• _Stated task_:
Answer these questions from the passage below about Caroline Calloway:
1. Which subreddit chronicles the Caroline Calloway saga?
2. Where was the college experience that made Caroline Instagram famous?
3. What was the subject of the subreddit where the writer found the insightful comment?

• _Quoted passage_:
[START]
So the winter of Hilaria’s discontent was my first introduction to these very funny, very mean female spaces. These ladies are sharp and witty. More recently, I fell in with a rough crowd who follows a certain anti-influencer named Caroline Calloway. reddit.com/r/smolbeansnark is the subreddit devoted to chronicling the Caroline Calloway saga. Most of the people who follow Caroline were once fans. They became disaffected along the way. But they stayed to watch the endless car crash.
Caroline became Instagram famous for posting about her college experience in Cambridge. And for being conventionally beautiful and con artist charming. A superficial charm like a character in a Bret Easton Ellis book, if you catch my drift. Caroline would write about the balls and parties she would attend amongst the old money crowd in England. She cast herself as some sort of fairy-tale princess mixed with a Joan Didion wit and eye for detail. Something about the internet age allows a person like Caroline Calloway the access to all the great works of the world, but not enough bandwidth to digest them. Never enough time. So if she had any of the Didion eye for detail, it was only in microdoses.
I came into Caroline’s world by finding a profile on Reddit of someone who I thought had written an insightful comment. It was on a subreddit for mid-century modern furniture. I find a lot of interesting communities from this technique. You find people who have something interesting to say, and then you see what else they are into. I had no idea what “Smol Bean Snark” meant, and really I still don’t, but I was interested and I started reading. And reading. And reading. And an entire weekend whipped by and I found myself reading late into Sunday night, thinking about how fucked I was going to be waking up the next day, drunk on Caroline Calloway shitposts.
[END]
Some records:
[START]
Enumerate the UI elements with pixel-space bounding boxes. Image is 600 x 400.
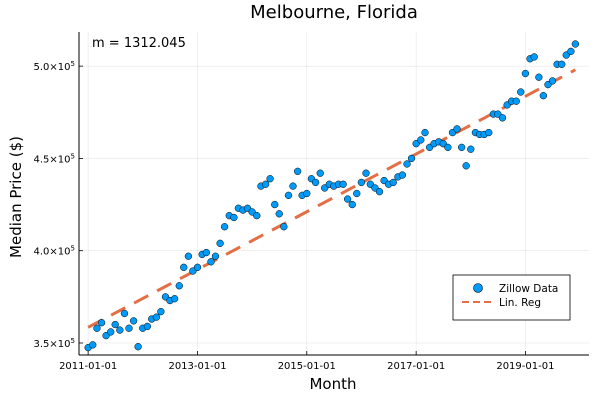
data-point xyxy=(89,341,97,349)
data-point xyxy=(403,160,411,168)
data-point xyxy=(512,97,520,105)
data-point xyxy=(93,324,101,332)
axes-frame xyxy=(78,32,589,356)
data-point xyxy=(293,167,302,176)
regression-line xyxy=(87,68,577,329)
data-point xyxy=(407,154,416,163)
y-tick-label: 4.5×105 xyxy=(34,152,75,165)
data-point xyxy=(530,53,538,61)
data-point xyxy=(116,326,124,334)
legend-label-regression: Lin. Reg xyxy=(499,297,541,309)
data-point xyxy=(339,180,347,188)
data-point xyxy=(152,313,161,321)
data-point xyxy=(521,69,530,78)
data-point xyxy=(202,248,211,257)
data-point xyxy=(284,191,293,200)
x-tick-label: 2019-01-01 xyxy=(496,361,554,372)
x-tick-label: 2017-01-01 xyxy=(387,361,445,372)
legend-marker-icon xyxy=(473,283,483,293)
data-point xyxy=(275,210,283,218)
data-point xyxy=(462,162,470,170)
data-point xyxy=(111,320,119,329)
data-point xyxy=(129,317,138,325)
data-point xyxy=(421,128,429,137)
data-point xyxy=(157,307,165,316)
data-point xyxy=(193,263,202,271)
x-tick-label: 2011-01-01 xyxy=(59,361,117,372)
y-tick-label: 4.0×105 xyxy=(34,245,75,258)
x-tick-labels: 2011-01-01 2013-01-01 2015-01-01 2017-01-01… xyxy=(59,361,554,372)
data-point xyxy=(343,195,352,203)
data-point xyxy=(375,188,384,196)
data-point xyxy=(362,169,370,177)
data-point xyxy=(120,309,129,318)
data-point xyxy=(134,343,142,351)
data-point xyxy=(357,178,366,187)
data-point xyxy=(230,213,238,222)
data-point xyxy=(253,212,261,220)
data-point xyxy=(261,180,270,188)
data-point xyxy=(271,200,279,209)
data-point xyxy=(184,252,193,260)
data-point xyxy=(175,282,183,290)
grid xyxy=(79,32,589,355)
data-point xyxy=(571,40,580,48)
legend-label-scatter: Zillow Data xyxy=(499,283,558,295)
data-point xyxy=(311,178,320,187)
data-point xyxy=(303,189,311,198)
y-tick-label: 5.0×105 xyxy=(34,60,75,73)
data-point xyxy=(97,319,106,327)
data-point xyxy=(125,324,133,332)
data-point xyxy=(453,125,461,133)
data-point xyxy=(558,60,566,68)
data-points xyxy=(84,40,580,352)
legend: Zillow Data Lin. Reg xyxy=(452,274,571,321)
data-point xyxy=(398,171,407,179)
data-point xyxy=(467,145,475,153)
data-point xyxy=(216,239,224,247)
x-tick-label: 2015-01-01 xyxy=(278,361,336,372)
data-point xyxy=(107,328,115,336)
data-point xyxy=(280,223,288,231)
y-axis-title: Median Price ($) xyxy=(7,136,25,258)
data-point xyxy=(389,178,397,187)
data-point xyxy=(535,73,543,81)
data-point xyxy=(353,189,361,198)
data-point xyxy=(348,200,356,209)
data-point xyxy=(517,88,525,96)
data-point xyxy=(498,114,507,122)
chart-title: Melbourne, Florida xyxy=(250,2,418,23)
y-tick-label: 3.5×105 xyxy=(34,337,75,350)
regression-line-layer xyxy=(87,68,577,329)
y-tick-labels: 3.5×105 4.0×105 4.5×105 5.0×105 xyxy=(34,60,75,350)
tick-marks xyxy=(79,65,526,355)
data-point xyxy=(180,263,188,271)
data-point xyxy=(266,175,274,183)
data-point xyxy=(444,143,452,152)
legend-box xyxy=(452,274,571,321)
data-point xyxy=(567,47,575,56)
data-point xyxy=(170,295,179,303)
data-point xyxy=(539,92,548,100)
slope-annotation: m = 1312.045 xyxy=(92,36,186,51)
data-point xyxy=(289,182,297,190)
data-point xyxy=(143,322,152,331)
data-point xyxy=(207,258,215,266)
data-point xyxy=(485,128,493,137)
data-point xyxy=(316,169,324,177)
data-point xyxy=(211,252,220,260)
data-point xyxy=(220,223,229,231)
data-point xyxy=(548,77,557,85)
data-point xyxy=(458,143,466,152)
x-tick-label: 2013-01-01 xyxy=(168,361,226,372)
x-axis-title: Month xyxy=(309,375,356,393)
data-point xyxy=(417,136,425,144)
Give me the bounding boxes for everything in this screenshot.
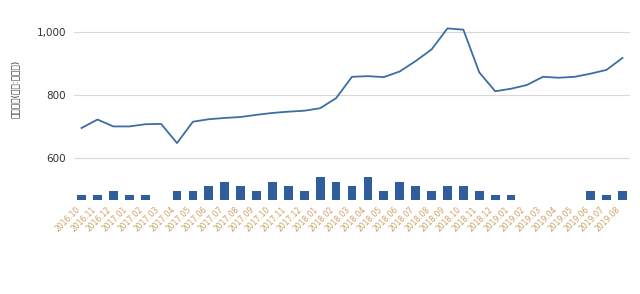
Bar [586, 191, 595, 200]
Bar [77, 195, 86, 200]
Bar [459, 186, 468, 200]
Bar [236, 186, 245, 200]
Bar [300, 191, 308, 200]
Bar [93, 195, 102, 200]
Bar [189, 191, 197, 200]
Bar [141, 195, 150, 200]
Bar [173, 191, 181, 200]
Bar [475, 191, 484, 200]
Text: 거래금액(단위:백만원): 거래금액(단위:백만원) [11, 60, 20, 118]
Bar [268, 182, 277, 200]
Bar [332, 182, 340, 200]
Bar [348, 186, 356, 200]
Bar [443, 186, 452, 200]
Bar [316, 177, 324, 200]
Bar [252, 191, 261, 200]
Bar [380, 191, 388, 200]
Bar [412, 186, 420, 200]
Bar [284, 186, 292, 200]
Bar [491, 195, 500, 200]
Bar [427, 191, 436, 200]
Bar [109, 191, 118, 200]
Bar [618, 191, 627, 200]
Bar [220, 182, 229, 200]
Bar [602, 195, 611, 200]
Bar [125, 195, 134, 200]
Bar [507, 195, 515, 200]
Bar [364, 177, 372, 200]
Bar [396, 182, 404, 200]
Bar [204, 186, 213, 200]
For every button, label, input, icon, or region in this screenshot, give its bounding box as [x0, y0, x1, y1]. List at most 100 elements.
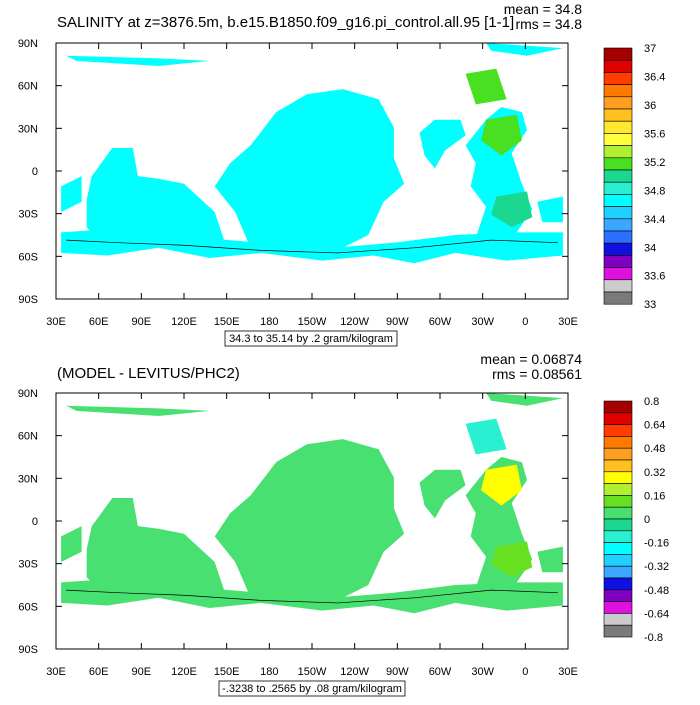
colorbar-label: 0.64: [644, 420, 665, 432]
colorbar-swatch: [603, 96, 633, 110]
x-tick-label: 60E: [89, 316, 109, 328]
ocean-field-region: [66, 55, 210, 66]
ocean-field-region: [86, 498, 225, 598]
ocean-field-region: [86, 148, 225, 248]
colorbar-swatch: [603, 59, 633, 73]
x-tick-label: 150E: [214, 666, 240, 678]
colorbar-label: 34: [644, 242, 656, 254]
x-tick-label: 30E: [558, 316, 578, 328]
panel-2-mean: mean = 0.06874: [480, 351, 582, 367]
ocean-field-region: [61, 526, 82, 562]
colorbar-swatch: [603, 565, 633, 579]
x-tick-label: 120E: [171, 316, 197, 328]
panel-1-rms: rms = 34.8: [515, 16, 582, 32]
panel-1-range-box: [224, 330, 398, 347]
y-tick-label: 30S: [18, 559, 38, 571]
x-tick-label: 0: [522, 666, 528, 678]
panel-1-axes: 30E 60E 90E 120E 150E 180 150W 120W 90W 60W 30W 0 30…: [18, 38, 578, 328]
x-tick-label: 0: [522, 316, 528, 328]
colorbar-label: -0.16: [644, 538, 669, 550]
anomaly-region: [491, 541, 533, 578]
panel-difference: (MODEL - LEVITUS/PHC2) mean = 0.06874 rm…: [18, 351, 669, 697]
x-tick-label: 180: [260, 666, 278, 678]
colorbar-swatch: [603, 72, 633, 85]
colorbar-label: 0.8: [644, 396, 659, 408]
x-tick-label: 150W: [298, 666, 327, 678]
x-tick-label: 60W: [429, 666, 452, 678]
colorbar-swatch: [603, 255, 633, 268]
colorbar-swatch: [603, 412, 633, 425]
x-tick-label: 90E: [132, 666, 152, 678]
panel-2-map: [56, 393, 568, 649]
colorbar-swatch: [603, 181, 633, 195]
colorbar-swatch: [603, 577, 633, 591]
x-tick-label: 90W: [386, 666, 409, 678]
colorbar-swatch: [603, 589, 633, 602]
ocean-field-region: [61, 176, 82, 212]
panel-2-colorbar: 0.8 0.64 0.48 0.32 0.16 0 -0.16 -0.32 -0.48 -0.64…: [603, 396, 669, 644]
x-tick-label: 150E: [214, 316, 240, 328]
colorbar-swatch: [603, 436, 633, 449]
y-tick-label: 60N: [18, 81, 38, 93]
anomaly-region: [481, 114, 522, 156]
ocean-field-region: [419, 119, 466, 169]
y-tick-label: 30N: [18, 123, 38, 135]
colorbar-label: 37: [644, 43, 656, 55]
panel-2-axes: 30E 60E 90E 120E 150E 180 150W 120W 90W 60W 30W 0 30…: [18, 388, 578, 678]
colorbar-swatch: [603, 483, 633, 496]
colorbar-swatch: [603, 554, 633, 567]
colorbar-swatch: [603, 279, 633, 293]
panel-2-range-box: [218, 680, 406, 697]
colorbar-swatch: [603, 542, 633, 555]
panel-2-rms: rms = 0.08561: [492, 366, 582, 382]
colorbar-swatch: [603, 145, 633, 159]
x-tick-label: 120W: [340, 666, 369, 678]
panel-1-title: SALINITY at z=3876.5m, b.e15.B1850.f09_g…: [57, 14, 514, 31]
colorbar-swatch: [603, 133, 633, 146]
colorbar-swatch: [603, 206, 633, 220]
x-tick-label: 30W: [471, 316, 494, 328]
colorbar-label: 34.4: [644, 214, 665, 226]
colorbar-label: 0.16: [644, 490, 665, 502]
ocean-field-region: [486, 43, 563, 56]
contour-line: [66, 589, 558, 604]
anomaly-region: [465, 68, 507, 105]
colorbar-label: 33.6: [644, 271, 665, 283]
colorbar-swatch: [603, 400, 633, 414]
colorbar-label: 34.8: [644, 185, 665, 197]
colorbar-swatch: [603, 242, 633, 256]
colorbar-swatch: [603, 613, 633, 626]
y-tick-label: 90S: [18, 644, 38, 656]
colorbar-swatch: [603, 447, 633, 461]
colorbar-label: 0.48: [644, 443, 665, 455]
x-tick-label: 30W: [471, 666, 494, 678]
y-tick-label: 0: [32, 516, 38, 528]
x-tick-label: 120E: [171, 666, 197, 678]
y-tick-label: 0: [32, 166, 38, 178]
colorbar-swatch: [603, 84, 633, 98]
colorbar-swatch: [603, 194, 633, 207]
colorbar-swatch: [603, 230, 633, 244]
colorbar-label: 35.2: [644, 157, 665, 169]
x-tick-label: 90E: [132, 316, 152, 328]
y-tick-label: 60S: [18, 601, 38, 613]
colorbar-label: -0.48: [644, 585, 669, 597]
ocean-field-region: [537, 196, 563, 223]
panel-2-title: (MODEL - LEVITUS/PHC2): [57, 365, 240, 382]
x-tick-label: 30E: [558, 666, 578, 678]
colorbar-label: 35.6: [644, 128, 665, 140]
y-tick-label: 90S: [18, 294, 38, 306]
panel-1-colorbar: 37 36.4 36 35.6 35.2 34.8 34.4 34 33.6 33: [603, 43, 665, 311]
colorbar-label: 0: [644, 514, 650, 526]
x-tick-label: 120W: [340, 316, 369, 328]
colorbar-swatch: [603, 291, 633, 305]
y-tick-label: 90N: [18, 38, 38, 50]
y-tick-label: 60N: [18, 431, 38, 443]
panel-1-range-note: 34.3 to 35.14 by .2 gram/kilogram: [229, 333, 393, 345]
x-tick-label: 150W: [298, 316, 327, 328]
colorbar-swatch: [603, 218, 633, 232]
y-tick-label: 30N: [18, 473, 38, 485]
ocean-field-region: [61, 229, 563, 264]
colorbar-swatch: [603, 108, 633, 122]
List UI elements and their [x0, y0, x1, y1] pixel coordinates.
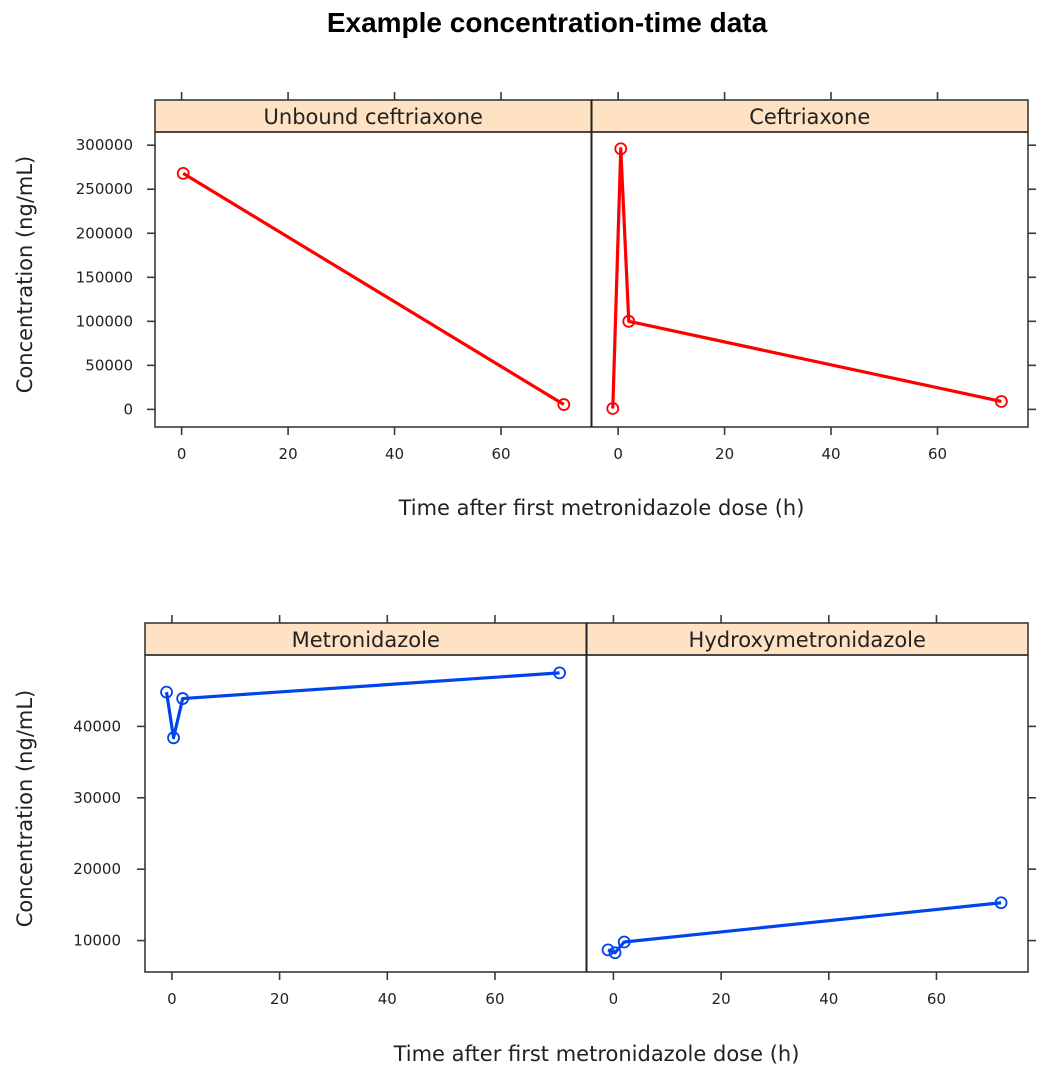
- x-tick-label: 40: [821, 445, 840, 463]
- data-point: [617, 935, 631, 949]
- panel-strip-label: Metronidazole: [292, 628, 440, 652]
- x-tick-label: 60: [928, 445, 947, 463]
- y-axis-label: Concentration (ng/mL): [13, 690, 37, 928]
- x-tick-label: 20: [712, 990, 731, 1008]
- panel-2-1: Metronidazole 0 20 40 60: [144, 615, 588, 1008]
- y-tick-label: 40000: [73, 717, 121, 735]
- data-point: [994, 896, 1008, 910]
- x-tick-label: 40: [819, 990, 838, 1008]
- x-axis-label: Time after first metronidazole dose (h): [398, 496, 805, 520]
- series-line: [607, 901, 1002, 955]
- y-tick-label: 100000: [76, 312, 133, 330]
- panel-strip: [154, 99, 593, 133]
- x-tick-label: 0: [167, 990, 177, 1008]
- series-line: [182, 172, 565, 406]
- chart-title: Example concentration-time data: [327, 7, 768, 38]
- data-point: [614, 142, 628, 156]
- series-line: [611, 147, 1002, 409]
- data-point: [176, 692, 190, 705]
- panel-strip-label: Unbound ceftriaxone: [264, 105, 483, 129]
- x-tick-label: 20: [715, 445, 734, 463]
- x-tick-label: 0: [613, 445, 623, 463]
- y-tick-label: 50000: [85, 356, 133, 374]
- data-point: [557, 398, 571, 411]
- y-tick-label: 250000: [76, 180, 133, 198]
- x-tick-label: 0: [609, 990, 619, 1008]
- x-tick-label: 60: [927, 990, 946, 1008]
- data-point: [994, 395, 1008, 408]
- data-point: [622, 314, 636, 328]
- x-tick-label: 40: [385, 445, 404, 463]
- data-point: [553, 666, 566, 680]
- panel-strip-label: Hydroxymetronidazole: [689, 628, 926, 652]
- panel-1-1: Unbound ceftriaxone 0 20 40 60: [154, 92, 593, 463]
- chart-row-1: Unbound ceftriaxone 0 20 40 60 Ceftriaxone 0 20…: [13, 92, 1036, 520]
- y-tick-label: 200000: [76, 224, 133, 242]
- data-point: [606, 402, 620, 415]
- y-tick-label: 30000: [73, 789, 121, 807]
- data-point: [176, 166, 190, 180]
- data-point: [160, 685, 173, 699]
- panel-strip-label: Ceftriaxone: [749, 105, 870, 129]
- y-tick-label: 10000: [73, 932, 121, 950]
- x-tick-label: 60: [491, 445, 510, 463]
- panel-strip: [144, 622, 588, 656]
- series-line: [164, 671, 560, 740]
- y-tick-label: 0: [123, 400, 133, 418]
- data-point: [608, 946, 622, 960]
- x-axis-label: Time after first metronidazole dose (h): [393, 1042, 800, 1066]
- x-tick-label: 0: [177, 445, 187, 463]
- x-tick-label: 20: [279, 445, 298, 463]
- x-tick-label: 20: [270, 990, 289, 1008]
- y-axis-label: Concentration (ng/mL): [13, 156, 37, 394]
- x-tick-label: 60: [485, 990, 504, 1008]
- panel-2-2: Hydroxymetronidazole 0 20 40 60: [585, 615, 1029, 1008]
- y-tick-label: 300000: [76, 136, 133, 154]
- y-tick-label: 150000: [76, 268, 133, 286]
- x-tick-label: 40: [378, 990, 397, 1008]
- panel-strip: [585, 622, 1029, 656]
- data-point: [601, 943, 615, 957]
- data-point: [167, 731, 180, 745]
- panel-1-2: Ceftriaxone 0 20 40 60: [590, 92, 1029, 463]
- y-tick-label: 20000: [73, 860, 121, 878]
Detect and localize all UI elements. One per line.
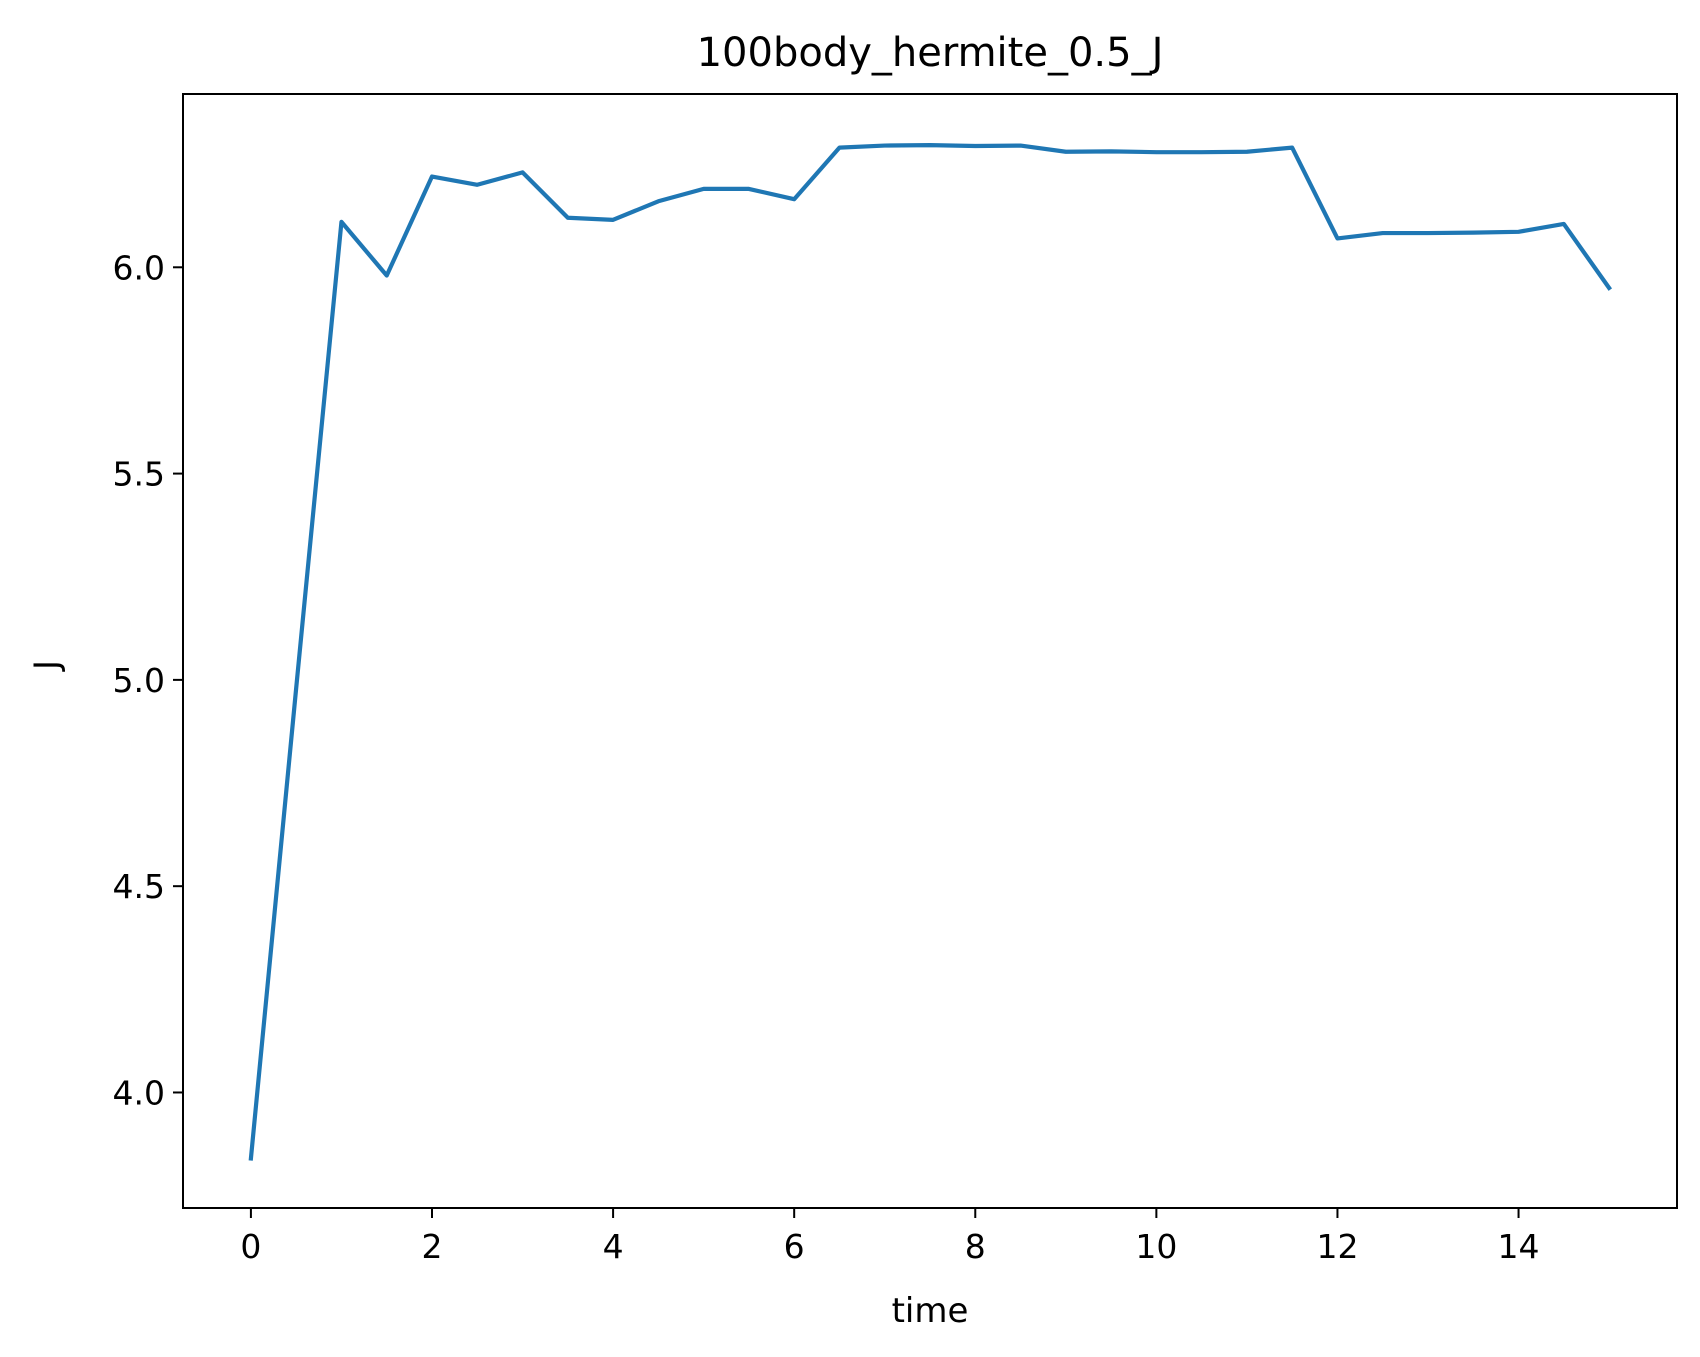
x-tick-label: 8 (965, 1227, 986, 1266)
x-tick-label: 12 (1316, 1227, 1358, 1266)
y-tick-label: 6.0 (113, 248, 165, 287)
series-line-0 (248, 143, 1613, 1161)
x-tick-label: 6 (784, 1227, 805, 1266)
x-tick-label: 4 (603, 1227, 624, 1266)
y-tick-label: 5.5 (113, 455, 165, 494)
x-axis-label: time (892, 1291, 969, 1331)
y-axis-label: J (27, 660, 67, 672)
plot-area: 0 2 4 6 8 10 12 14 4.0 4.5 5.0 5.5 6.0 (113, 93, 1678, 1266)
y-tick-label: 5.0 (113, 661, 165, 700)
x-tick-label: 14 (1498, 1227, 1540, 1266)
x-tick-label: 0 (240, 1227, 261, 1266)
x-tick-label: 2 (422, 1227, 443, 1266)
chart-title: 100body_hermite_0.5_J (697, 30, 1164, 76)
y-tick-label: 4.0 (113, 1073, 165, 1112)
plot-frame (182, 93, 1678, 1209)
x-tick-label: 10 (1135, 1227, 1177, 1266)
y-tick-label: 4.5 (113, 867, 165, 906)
[END]
• _Response below_:
1. reddit.com/r/smolbeansnark
2. Cambridge
3. Mid-century modern furniture